Copy out the lines of the records from the one containing "heatmap-cell [636,462,727,519]" through the one containing "heatmap-cell [547,407,638,464]", swapping "heatmap-cell-label" for "heatmap-value" and changing nothing else.

[Start of Given data]

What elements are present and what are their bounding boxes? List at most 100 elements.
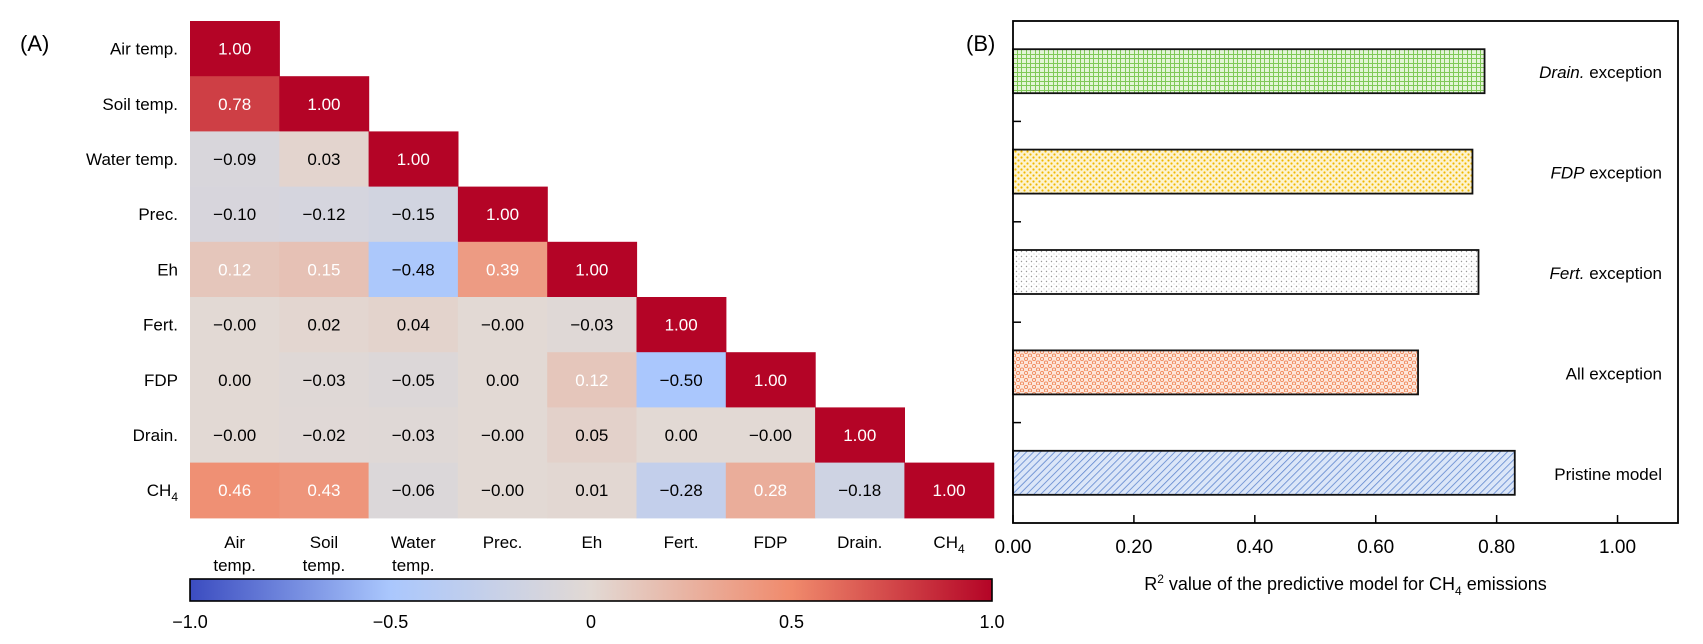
heatmap-cell [636,462,727,519]
heatmap-cell [190,297,280,353]
heatmap-cell-label: 0.46 [218,481,251,500]
heatmap-cell-label: −0.15 [392,205,435,224]
heatmap-cell-label: 0.02 [307,316,340,335]
heatmap-cell-label: −0.00 [481,481,524,500]
heatmap-cell-label: −0.28 [660,481,703,500]
heatmap-cell [190,131,280,188]
heatmap-cell [547,407,638,464]
heatmap-cell [279,76,370,132]
heatmap-cell [815,407,905,464]
heatmap-cell [190,407,280,464]
heatmap-cell [190,21,280,77]
bar-category-label: FDP exception [1551,164,1663,183]
bar-axes: 0.00 0.20 0.40 0.60 0.80 1.00 R2 value of the … [995,20,1679,598]
panel-label-a: (A) [20,31,49,56]
heatmap-column-label: Prec. [483,533,523,552]
heatmap-cell [279,186,370,243]
x-tick-label: 0.00 [995,537,1032,558]
heatmap-row-label: Water temp. [86,150,178,169]
heatmap-cell [279,131,370,188]
heatmap-cell [457,241,548,298]
heatmap-cell [725,407,816,464]
heatmap-cell-label: −0.50 [660,371,703,390]
heatmap-cell [547,297,638,353]
heatmap-cell-label: −0.00 [481,426,524,445]
heatmap-cell [368,462,459,519]
heatmap-cell-label: 1.00 [307,95,340,114]
heatmap-column-label: temp. [303,556,346,575]
heatmap-row-labels: Air temp. Soil temp. Water temp. Prec. Eh Fer… [86,40,178,505]
heatmap-cell [368,352,459,408]
heatmap-cell [190,352,280,408]
heatmap-panel: (A) 1.000.78 1.00−0.09 0.03 1.00−0.10 −0.12−… [20,21,1005,632]
heatmap-column-labels: Air temp. Soil temp. Water temp. Prec. Eh Fert. F… [213,533,965,575]
bar-category-label: Drain. exception [1539,63,1662,82]
heatmap-cell [190,76,280,132]
heatmap-cell-label: −0.05 [392,371,435,390]
heatmap-column-label: CH4 [933,533,965,556]
heatmap-cell-label: 1.00 [754,371,787,390]
heatmap-cell [457,186,548,243]
heatmap-cell [457,407,548,464]
bar-category-label: All exception [1566,364,1662,383]
heatmap-column-label: temp. [392,556,435,575]
heatmap-cell-label: 0.00 [665,426,698,445]
heatmap-cell [279,241,370,298]
heatmap-cell [368,241,459,298]
heatmap-cell-label: 1.00 [843,426,876,445]
heatmap-cell [190,241,280,298]
bar-panel: (B) Drain. exception FDP exception Fert. e… [966,20,1679,598]
x-tick-label: 0.80 [1478,537,1515,558]
heatmap-row-label: Drain. [133,426,178,445]
plot-frame [1012,20,1679,524]
heatmap-cell-label: 1.00 [665,316,698,335]
heatmap-cell-label: 0.03 [307,150,340,169]
x-tick-label: 0.20 [1115,537,1152,558]
heatmap-cell [725,352,816,408]
heatmap-row-label: Prec. [138,205,178,224]
colorbar-tick-label: 0.5 [779,612,804,632]
heatmap-cell [279,407,370,464]
heatmap-cell [279,462,370,519]
x-axis-label: R2 value of the predictive model for CH4… [1144,572,1547,598]
heatmap-cell [368,407,459,464]
colorbar-gradient [189,578,993,602]
heatmap-cell-label: 1.00 [486,205,519,224]
x-tick-label: 0.40 [1236,537,1273,558]
heatmap-row-label: CH4 [147,481,179,504]
heatmap-cell-label: −0.03 [570,316,613,335]
heatmap-cell-label: 0.00 [218,371,251,390]
heatmap-cell [547,462,638,519]
heatmap-cell [190,186,280,243]
heatmap-cell-label: 0.12 [575,371,608,390]
heatmap-cell-label: 1.00 [933,481,966,500]
heatmap-column-label: Drain. [837,533,882,552]
heatmap-cell-label: −0.10 [213,205,256,224]
heatmap-cell [368,131,459,188]
x-tick-label: 1.00 [1599,537,1636,558]
colorbar-tick-label: −1.0 [172,612,208,632]
heatmap-row-label: Air temp. [110,40,178,59]
heatmap-cell-label: −0.03 [392,426,435,445]
heatmap-row-label: Eh [157,260,178,279]
heatmap-cell-label: 0.39 [486,260,519,279]
heatmap-cell [279,297,370,353]
heatmap-cell [636,297,727,353]
heatmap-cell-label: −0.00 [749,426,792,445]
x-tick-label: 0.60 [1357,537,1394,558]
heatmap-row-label: FDP [144,371,178,390]
heatmap-cell-label: −0.02 [302,426,345,445]
colorbar-tick-label: −0.5 [373,612,409,632]
heatmap-cell-label: −0.00 [481,316,524,335]
heatmap-cell-label: 0.78 [218,95,251,114]
heatmap-cell-label: −0.03 [302,371,345,390]
heatmap-cell-label: 0.28 [754,481,787,500]
heatmap-cell-label: 0.01 [575,481,608,500]
heatmap-cell [457,462,548,519]
heatmap-cell-label: 0.05 [575,426,608,445]
heatmap-cell [279,352,370,408]
heatmap-column-label: Soil [310,533,338,552]
heatmap-column-label: Fert. [664,533,699,552]
heatmap-column-label: Water [391,533,436,552]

[End of Given data]

> Reply
heatmap-cell [636,462,727,519]
heatmap-cell [190,297,280,353]
heatmap-value: 0.46 [218,481,251,500]
heatmap-value: −0.15 [392,205,435,224]
heatmap-value: 0.02 [307,316,340,335]
heatmap-value: −0.00 [481,481,524,500]
heatmap-value: −0.28 [660,481,703,500]
heatmap-cell [190,131,280,188]
heatmap-cell [547,407,638,464]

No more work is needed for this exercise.